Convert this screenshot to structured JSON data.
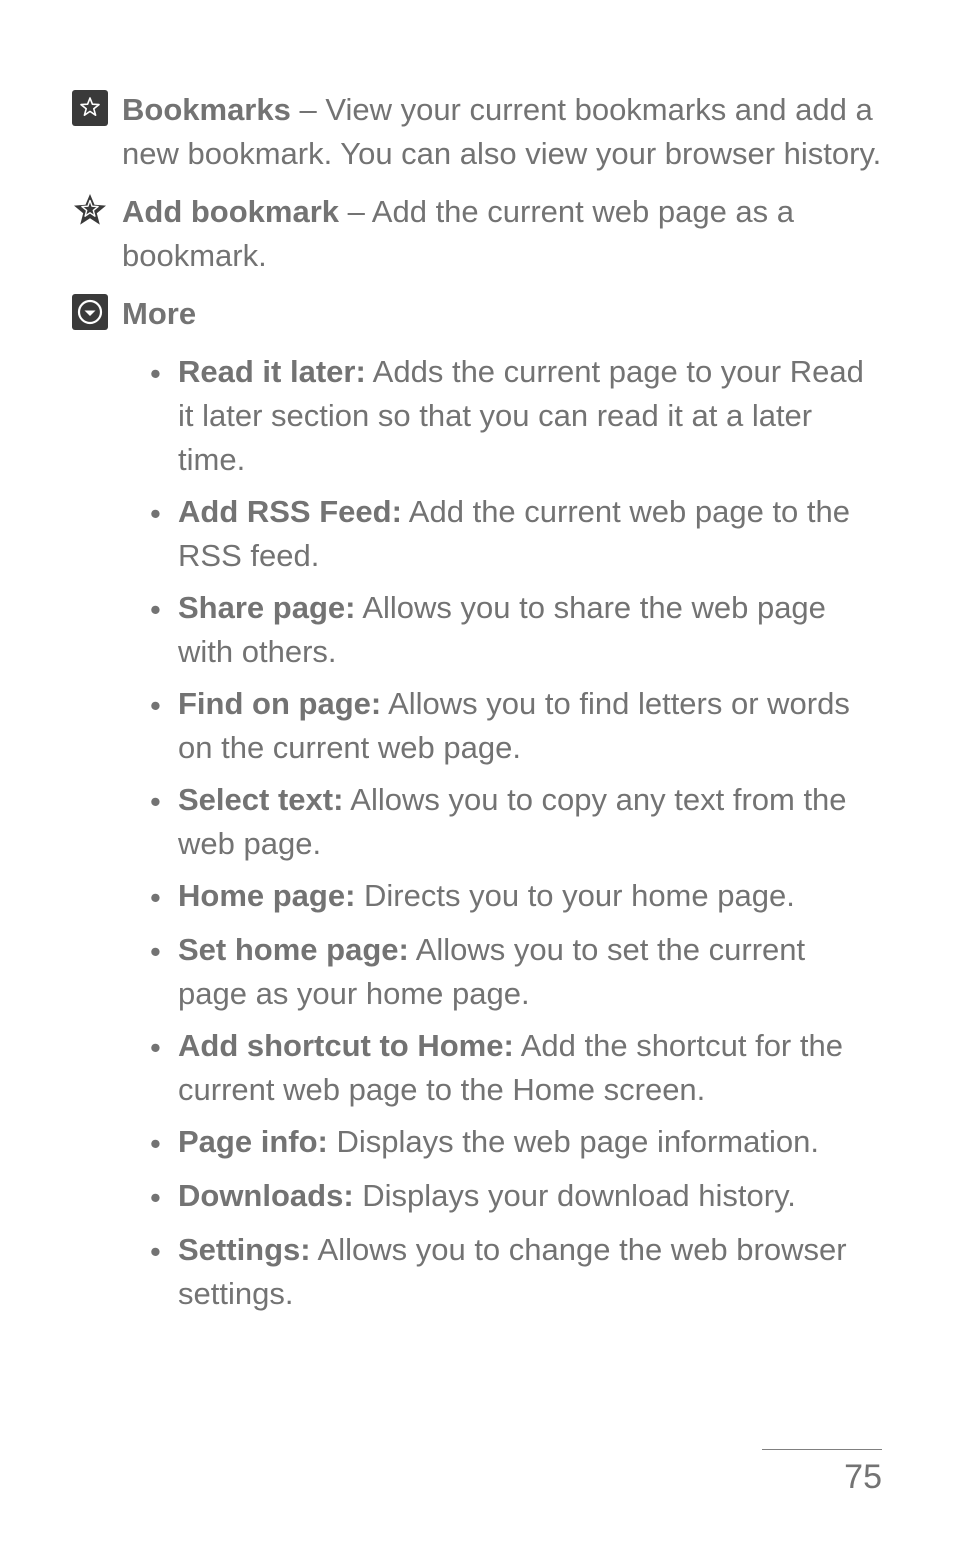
{
  "entries": [
    {
      "icon": "bookmarks-list-icon",
      "title": "Bookmarks",
      "sep": " – ",
      "desc": "View your current bookmarks and add a new bookmark. You can also view your browser history."
    },
    {
      "icon": "add-bookmark-star-icon",
      "title": "Add bookmark",
      "sep": " – ",
      "desc": "Add the current web page as a bookmark."
    },
    {
      "icon": "more-dropdown-icon",
      "title": "More",
      "sep": "",
      "desc": ""
    }
  ],
  "more_items": [
    {
      "title": "Read it later:",
      "desc": " Adds the current page to your Read it later section so that you can read it at a later time."
    },
    {
      "title": "Add RSS Feed:",
      "desc": " Add the current web page to the RSS feed."
    },
    {
      "title": "Share page:",
      "desc": " Allows you to share the web page with others."
    },
    {
      "title": "Find on page:",
      "desc": " Allows you to find letters or words on the current web page."
    },
    {
      "title": "Select text:",
      "desc": " Allows you to copy any text from the web page."
    },
    {
      "title": "Home page:",
      "desc": " Directs you to your home page."
    },
    {
      "title": "Set home page:",
      "desc": " Allows you to set the current page as your home page."
    },
    {
      "title": "Add shortcut to Home:",
      "desc": " Add the shortcut for the current web page to the Home screen."
    },
    {
      "title": "Page info:",
      "desc": " Displays the web page information."
    },
    {
      "title": "Downloads:",
      "desc": " Displays your download history."
    },
    {
      "title": "Settings:",
      "desc": " Allows you to change the web browser settings."
    }
  ],
  "bullet": "•",
  "page_number": "75"
}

++++++

* [Task goal]:
Reproduce all the entries that precede this task, word for word, minus any pictures.

* [Task response]:
Convert this screenshot to structured JSON data.
{
  "entries": [
    {
      "icon": "bookmarks-list-icon",
      "title": "Bookmarks",
      "sep": " – ",
      "desc": "View your current bookmarks and add a new bookmark. You can also view your browser history."
    },
    {
      "icon": "add-bookmark-star-icon",
      "title": "Add bookmark",
      "sep": " – ",
      "desc": "Add the current web page as a bookmark."
    },
    {
      "icon": "more-dropdown-icon",
      "title": "More",
      "sep": "",
      "desc": ""
    }
  ],
  "more_items": [
    {
      "title": "Read it later:",
      "desc": " Adds the current page to your Read it later section so that you can read it at a later time."
    },
    {
      "title": "Add RSS Feed:",
      "desc": " Add the current web page to the RSS feed."
    },
    {
      "title": "Share page:",
      "desc": " Allows you to share the web page with others."
    },
    {
      "title": "Find on page:",
      "desc": " Allows you to find letters or words on the current web page."
    },
    {
      "title": "Select text:",
      "desc": " Allows you to copy any text from the web page."
    },
    {
      "title": "Home page:",
      "desc": " Directs you to your home page."
    },
    {
      "title": "Set home page:",
      "desc": " Allows you to set the current page as your home page."
    },
    {
      "title": "Add shortcut to Home:",
      "desc": " Add the shortcut for the current web page to the Home screen."
    },
    {
      "title": "Page info:",
      "desc": " Displays the web page information."
    },
    {
      "title": "Downloads:",
      "desc": " Displays your download history."
    },
    {
      "title": "Settings:",
      "desc": " Allows you to change the web browser settings."
    }
  ],
  "bullet": "•",
  "page_number": "75"
}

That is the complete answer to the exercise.